### TEXT PROVIDED
──────────────────────────────

Enhancing the stability and efficiency of dye-sensitized solar cells with MIL-125 metal-organic framework as an electrolyte additive
Ayagoz Ibrayeva, Zulfiya Imanbekova, Urker Abibulla, Yerbolat Tashenov, Bakhytzhan Baptayev, Mannix P. Balanay
Abstract
This study investigates how to improve the stability of liquid electrolyte (LE) dye-sensitized solar cells (DSSCs) by incorporating a titanium-based metal-organic framework (MIL-125). MIL-125, created through the coordination of Ti 4+ ions with benzene-1,4-dicarboxylic acid, forms a structure that can effectively accommodate I − /I 3 − electrolytes, resulting in a MIL-125@electrolyte assembly. This innovative assembly successfully prevents electrolyte leakage while preserving the LE properties. The study examines how the MIL-125@electrolyte enhances both stability and power conversion efficiency (PCE) of DSSCs. The inclusion of the large-surface-area of MIL-125 improves ionic conductivity, reduces charge transfer resistance, and stops leakage. The optimized MIL-125@electrolyte achieves a high PCE of 10.51%, with a peak value of 10.99%, and a notable short-circuit current density of 20.97 mA/cm², peaking at 22.27 mA/cm², under standard AM 1.5, 100 mW/cm² conditions. It maintains about 75% of its PCE after 1400 h at approximately 23 °C. For indoor applications using LED lighting, the quasi-solid-state DSSC reaches a record PCE of 27.6%, with an average of 25.9%, under 6000 lx illumination.

──────────────────────────────

According to the abstract, what power conversion efficiency does the quasi-solid-state DSSC reach under 6000 lx LED illumination?

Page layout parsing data
──────────────────────────────

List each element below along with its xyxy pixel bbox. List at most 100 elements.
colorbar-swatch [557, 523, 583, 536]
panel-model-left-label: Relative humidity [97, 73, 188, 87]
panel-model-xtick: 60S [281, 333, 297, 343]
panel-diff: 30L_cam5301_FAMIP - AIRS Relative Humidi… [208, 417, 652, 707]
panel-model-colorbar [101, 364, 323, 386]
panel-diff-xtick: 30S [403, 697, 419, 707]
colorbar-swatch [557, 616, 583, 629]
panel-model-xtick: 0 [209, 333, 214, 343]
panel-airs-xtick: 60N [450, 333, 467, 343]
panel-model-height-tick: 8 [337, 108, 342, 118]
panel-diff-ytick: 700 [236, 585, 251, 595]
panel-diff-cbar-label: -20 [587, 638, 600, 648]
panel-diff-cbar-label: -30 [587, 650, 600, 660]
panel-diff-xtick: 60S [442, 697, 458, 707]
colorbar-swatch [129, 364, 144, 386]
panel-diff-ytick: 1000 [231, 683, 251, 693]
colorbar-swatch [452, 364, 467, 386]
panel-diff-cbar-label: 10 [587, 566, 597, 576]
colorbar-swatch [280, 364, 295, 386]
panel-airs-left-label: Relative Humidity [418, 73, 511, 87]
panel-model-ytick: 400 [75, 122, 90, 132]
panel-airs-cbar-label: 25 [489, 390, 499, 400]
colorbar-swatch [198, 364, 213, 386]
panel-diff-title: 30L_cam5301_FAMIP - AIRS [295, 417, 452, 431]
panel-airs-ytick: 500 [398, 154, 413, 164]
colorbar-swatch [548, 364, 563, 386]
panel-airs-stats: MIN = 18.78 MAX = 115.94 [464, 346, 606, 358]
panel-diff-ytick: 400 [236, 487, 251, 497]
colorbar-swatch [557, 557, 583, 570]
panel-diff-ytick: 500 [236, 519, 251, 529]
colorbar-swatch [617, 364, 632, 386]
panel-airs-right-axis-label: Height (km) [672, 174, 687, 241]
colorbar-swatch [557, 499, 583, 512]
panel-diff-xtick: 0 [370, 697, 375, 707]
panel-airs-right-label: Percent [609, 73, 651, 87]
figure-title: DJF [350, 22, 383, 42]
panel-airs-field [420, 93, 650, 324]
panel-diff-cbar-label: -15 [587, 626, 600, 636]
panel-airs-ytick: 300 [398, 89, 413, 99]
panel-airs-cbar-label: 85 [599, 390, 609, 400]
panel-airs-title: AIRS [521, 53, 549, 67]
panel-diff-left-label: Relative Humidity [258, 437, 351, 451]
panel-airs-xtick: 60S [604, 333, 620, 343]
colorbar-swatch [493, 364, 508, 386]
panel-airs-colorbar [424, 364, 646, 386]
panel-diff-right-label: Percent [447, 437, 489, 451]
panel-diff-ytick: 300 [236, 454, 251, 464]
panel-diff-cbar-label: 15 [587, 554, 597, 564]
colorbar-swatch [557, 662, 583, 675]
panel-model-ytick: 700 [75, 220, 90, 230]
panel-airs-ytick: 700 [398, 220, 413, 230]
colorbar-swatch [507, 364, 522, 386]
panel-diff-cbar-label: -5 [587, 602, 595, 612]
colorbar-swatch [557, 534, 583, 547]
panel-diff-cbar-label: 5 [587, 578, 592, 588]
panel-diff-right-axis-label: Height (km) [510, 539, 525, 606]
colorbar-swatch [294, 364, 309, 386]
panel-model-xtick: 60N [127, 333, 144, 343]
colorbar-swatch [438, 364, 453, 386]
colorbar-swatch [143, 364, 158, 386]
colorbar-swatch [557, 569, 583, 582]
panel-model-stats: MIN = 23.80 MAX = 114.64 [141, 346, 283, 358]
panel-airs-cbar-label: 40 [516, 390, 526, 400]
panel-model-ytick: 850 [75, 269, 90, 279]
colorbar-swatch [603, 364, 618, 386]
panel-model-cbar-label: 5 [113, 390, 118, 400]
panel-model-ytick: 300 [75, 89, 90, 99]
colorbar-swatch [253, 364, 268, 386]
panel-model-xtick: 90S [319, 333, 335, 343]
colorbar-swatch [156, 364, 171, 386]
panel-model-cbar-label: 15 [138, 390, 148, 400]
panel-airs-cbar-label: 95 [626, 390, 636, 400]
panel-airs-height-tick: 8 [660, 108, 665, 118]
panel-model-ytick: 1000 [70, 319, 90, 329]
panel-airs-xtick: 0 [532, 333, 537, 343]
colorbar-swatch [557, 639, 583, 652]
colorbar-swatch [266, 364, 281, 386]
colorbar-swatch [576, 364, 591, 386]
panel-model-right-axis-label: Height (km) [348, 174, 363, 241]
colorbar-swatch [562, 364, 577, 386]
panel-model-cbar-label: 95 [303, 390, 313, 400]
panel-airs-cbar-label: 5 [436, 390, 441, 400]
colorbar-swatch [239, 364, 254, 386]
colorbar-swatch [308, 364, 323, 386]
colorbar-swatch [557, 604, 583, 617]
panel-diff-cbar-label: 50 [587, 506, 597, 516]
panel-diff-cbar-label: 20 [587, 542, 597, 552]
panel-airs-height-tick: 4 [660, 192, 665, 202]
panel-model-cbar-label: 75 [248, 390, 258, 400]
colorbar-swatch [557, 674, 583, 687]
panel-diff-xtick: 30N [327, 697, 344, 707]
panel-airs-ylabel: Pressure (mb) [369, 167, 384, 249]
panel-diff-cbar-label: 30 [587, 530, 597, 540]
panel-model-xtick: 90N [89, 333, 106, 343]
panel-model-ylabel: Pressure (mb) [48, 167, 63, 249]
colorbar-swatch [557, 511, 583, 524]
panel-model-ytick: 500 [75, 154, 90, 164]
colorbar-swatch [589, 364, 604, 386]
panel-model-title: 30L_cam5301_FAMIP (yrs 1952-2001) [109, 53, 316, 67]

──────────────────────────────

### TASK SOLUTION
A record 27.6%, with an average of 25.9%.